• **Work instructions**
Return the listing below verbatim. Pictures do not belong in the copy.
— Begin Data —
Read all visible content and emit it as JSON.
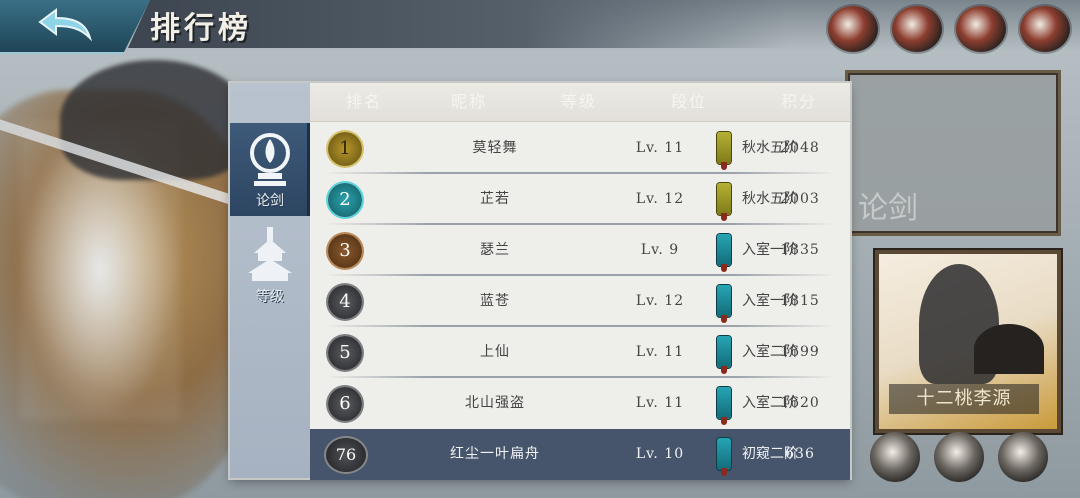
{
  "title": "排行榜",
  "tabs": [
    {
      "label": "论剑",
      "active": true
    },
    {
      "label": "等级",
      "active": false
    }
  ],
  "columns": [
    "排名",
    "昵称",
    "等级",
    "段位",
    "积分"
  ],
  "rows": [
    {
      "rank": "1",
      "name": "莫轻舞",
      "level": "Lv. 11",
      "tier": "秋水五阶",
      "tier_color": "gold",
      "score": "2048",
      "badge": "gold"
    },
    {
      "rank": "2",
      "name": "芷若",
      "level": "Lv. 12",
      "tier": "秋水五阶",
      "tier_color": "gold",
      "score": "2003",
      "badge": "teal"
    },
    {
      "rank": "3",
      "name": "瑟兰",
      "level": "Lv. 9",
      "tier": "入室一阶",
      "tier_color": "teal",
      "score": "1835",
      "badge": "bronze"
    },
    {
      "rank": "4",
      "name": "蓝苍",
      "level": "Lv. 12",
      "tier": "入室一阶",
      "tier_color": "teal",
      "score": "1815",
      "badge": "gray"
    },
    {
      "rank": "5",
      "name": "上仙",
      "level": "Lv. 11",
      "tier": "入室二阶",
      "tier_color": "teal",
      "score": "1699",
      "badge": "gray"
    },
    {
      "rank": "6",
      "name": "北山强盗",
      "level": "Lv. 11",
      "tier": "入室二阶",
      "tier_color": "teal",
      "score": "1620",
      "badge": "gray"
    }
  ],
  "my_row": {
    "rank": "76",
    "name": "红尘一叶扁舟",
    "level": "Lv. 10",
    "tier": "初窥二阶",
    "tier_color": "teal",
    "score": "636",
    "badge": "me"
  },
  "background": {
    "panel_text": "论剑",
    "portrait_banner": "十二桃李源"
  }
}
— End Data —
• **Expected answer**
Read all visible content and emit it as JSON.
{
  "title": "排行榜",
  "tabs": [
    {
      "label": "论剑",
      "active": true
    },
    {
      "label": "等级",
      "active": false
    }
  ],
  "columns": [
    "排名",
    "昵称",
    "等级",
    "段位",
    "积分"
  ],
  "rows": [
    {
      "rank": "1",
      "name": "莫轻舞",
      "level": "Lv. 11",
      "tier": "秋水五阶",
      "tier_color": "gold",
      "score": "2048",
      "badge": "gold"
    },
    {
      "rank": "2",
      "name": "芷若",
      "level": "Lv. 12",
      "tier": "秋水五阶",
      "tier_color": "gold",
      "score": "2003",
      "badge": "teal"
    },
    {
      "rank": "3",
      "name": "瑟兰",
      "level": "Lv. 9",
      "tier": "入室一阶",
      "tier_color": "teal",
      "score": "1835",
      "badge": "bronze"
    },
    {
      "rank": "4",
      "name": "蓝苍",
      "level": "Lv. 12",
      "tier": "入室一阶",
      "tier_color": "teal",
      "score": "1815",
      "badge": "gray"
    },
    {
      "rank": "5",
      "name": "上仙",
      "level": "Lv. 11",
      "tier": "入室二阶",
      "tier_color": "teal",
      "score": "1699",
      "badge": "gray"
    },
    {
      "rank": "6",
      "name": "北山强盗",
      "level": "Lv. 11",
      "tier": "入室二阶",
      "tier_color": "teal",
      "score": "1620",
      "badge": "gray"
    }
  ],
  "my_row": {
    "rank": "76",
    "name": "红尘一叶扁舟",
    "level": "Lv. 10",
    "tier": "初窥二阶",
    "tier_color": "teal",
    "score": "636",
    "badge": "me"
  },
  "background": {
    "panel_text": "论剑",
    "portrait_banner": "十二桃李源"
  }
}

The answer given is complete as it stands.